* TASK *
Please pull out every line of the material below that contains the string "title". Uppercase and lowercase letters count as different.

* THE DATA *
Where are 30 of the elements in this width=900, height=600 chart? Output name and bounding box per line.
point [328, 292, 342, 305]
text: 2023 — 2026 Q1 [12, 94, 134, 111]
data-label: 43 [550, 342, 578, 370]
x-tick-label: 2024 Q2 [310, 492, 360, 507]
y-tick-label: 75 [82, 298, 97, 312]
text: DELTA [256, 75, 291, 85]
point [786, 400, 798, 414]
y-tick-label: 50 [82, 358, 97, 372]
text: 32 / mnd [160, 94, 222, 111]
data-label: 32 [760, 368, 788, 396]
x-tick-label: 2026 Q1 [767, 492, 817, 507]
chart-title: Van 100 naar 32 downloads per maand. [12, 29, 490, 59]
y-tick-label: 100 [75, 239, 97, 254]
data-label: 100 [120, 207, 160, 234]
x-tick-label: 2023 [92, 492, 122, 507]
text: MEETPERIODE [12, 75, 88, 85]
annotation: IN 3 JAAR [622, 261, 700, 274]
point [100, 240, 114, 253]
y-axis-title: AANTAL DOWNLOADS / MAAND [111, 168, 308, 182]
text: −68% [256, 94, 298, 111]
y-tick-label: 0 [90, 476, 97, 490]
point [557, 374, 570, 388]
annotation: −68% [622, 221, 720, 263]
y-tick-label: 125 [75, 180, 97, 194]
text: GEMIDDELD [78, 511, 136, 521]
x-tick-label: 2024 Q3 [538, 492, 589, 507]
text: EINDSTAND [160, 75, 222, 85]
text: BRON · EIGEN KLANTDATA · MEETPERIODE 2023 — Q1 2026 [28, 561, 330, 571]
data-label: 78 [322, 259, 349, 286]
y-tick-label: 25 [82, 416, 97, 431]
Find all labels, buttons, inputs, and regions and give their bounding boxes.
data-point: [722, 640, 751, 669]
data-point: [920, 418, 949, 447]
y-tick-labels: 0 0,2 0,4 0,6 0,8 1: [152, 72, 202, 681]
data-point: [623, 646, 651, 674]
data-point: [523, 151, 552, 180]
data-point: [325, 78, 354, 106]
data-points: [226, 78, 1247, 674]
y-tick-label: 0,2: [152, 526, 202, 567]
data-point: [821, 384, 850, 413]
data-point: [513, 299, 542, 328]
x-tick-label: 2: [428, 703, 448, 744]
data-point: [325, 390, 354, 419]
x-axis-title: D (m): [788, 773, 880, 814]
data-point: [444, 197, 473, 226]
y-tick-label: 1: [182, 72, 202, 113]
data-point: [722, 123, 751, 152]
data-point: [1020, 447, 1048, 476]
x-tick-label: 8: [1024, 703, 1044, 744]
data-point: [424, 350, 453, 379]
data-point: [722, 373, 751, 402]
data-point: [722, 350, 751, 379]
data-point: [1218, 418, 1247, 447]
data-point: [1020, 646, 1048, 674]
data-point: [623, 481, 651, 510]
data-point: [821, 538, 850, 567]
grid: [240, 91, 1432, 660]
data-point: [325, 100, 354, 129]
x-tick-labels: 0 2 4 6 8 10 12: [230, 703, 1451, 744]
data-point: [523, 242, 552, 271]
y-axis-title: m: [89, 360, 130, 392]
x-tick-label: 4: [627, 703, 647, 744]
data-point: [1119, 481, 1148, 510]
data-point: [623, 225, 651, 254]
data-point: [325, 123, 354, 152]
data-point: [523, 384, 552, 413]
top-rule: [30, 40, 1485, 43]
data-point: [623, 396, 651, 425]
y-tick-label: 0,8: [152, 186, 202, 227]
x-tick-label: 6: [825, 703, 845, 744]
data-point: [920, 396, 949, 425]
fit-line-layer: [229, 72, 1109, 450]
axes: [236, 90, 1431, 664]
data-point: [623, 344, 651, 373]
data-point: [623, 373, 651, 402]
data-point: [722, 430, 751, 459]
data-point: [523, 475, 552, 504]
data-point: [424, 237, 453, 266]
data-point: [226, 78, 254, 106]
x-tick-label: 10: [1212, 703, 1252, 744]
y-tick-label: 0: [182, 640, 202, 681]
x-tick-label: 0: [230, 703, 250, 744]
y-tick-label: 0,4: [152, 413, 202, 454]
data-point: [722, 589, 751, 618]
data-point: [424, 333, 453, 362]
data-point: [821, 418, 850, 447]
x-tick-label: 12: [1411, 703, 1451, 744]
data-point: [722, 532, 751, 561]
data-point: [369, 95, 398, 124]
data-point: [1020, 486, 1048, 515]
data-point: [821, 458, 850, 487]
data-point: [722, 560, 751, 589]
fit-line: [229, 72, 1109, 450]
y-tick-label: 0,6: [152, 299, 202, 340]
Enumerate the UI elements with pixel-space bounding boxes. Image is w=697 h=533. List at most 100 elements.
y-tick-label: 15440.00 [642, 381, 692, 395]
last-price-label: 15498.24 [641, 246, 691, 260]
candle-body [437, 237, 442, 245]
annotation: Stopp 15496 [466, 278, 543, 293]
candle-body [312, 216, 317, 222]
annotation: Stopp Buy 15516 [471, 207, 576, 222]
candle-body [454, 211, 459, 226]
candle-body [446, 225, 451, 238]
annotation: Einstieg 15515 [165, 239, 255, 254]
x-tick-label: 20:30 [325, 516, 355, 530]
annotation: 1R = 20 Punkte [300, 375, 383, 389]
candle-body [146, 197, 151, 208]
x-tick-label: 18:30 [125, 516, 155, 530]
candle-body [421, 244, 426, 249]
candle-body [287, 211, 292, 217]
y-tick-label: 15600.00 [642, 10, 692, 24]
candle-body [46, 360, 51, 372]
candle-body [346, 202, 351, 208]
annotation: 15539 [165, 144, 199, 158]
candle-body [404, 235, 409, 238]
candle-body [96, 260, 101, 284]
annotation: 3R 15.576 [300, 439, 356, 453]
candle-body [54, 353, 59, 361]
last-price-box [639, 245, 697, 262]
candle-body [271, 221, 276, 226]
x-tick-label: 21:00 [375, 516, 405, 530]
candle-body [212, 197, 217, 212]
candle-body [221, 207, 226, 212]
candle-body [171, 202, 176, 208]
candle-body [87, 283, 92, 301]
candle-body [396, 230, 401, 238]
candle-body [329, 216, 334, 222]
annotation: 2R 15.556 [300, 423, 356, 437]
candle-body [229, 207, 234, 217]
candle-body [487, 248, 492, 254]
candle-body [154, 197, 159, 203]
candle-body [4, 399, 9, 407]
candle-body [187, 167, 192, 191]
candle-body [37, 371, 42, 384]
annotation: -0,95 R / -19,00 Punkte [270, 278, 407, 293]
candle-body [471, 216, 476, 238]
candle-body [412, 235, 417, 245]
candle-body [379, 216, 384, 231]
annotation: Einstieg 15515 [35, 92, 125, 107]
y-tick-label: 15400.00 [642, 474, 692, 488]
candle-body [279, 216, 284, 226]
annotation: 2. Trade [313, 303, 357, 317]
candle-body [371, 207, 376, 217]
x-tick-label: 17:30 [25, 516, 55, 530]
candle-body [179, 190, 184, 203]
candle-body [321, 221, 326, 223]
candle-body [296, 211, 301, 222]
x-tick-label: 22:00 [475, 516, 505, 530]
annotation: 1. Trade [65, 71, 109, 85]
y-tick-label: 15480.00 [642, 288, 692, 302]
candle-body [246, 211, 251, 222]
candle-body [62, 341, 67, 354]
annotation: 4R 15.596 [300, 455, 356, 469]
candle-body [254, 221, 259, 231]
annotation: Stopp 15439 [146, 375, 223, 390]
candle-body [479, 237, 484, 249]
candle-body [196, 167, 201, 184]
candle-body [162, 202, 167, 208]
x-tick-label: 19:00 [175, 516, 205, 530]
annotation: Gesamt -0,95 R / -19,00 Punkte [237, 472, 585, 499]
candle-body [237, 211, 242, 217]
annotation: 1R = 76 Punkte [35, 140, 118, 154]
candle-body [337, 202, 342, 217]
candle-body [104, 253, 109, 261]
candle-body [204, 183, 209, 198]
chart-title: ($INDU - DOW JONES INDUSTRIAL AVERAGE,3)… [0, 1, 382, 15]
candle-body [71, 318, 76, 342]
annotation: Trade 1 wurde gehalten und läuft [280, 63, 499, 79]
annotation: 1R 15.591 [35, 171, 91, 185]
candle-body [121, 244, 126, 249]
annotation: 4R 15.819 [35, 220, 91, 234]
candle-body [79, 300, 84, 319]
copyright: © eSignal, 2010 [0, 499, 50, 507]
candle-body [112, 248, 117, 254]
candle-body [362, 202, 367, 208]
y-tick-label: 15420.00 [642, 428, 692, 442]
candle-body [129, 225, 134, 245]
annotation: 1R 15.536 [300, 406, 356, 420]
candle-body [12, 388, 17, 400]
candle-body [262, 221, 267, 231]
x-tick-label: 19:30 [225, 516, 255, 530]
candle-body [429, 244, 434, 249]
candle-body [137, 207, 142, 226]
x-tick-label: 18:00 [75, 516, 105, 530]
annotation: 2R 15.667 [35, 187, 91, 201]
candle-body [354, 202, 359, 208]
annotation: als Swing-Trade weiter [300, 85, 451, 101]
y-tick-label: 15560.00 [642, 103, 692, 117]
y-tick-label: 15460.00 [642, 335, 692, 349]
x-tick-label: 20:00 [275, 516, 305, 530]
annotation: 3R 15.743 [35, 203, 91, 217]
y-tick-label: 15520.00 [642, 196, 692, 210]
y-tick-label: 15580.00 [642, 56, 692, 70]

* EXERCISE SOLUTION *
chart-title: Van 100 naar 32 downloads per maand. [12, 29, 490, 59]
y-axis-title: AANTAL DOWNLOADS / MAAND [111, 168, 308, 182]
x-axis-title: D (m): [788, 773, 880, 814]
y-axis-title: m: [89, 360, 130, 392]
chart-title: ($INDU - DOW JONES INDUSTRIAL AVERAGE,3)… [0, 1, 382, 15]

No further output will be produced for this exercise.